── Document ──

Forum Moderators: phranque

Message Too Old, No Replies

Setting up Extensionless URLs with htaccess in MAMP

getting error

         

Lorel

6:17 pm on Oct 30, 2014 (gmt 0)

WebmasterWorld Senior Member 10+ Year Member Top Contributors Of The Month



I started a similar thread back in Jan on the same subject but that website got put on hold. I'm now working on another website and recently started another thread on how to install and MAMP.
I'm using some of info from the original thread, plus what I learned from the installing Mamp thread.

I left the extensions on the file names.

All links are relative.

On the home page I took the extension off one page I'm using for a test. I left the slash off the end but also tested it with the slash on. when I mouse over it in the browser it shows up estensionless but it throws server not found error if I open the page.

I have MAMP installed and I can open pages of the website within Mamp. I also loaded htaccess so the includes would work (for header, etc).

The only other thing I have in htaccess is for extensionless urls (see below). I've tried several settings for the rewrite URL, as mentioned in previous threads, and so far nothing is working.

here is what is currently in htaccess:

(I understand I need to change example.com to the domain once I load it onto the web server)

---------------------

ErrorDocument 404 /missing.htm
AddHandler server-parsed .htm
#
Options +Includes
Options +FollowSymLinks
RewriteEngine on
#
RewriteBase /
#RewriteBase /example.com/
# check for file not existing
RewriteCond %{REQUEST_FILENAME} !-f
# check for directory not existing
RewriteCond %{REQUEST_FILENAME} !-d
# check for filename not ending in .htm to avoid looping
RewriteCond %{REQUEST_FILENAME} !\.htm$
# if the above conditions are met of no matching file, dir or htm file
# then rewrite to a .htm file
RewriteRule ^(([^./]+/)*[^./])$ /$1.htm [L]

---------------------

I get ERROR MESSAGE: Server not found

It was suggested in the earlier thread that I should use Live http headers in Firefox. Here is the last input from trying to access the page.

───

> **Set exercise A**: Can you copy out the listing below line for line, without changing a single character?

── Materials provided ──

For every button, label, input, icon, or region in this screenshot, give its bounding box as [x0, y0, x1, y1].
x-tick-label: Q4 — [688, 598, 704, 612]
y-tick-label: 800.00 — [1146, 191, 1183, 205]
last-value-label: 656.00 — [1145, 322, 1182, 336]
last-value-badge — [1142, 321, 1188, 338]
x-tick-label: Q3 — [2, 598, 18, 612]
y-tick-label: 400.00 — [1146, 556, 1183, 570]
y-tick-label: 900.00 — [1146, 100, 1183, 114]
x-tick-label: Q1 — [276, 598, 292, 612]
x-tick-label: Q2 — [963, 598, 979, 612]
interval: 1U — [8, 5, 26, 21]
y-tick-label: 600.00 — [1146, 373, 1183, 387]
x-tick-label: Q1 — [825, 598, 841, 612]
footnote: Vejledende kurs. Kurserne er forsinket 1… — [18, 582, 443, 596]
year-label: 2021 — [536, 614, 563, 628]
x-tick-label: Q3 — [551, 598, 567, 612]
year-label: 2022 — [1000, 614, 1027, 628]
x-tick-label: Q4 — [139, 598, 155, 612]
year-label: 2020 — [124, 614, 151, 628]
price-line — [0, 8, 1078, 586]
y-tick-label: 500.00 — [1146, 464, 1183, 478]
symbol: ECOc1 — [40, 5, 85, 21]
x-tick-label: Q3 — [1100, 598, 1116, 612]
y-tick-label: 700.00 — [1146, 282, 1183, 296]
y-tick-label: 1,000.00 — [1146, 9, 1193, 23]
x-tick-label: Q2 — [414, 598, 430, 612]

───

> **Set exercise B**:
Answer these questions about the forum thread above:
(i) What error appears when the poster opens the test page without its extension?
(ii) What tool was suggested in the earlier thread, and in which browser?
(iii) What file does the htaccess set as the ErrorDocument for 404?

> **Correct answer A**:
For every button, label, input, icon, or region in this screenshot, give its bounding box as [x0, y0, x1, y1].
x-tick-label: Q4 — [688, 598, 704, 612]
y-tick-label: 800.00 — [1146, 191, 1183, 205]
last-value-label: 656.00 — [1145, 322, 1182, 336]
last-value-badge — [1142, 321, 1188, 338]
x-tick-label: Q3 — [2, 598, 18, 612]
y-tick-label: 400.00 — [1146, 556, 1183, 570]
y-tick-label: 900.00 — [1146, 100, 1183, 114]
x-tick-label: Q1 — [276, 598, 292, 612]
x-tick-label: Q2 — [963, 598, 979, 612]
interval: 1U — [8, 5, 26, 21]
y-tick-label: 600.00 — [1146, 373, 1183, 387]
x-tick-label: Q1 — [825, 598, 841, 612]
footnote: Vejledende kurs. Kurserne er forsinket 1… — [18, 582, 443, 596]
year-label: 2021 — [536, 614, 563, 628]
x-tick-label: Q3 — [551, 598, 567, 612]
year-label: 2022 — [1000, 614, 1027, 628]
x-tick-label: Q4 — [139, 598, 155, 612]
year-label: 2020 — [124, 614, 151, 628]
price-line — [0, 8, 1078, 586]
y-tick-label: 500.00 — [1146, 464, 1183, 478]
symbol: ECOc1 — [40, 5, 85, 21]
x-tick-label: Q3 — [1100, 598, 1116, 612]
y-tick-label: 700.00 — [1146, 282, 1183, 296]
y-tick-label: 1,000.00 — [1146, 9, 1193, 23]
x-tick-label: Q2 — [414, 598, 430, 612]

> **Correct answer B**:
(i) Server not found.
(ii) Live http headers, in Firefox.
(iii) /missing.htm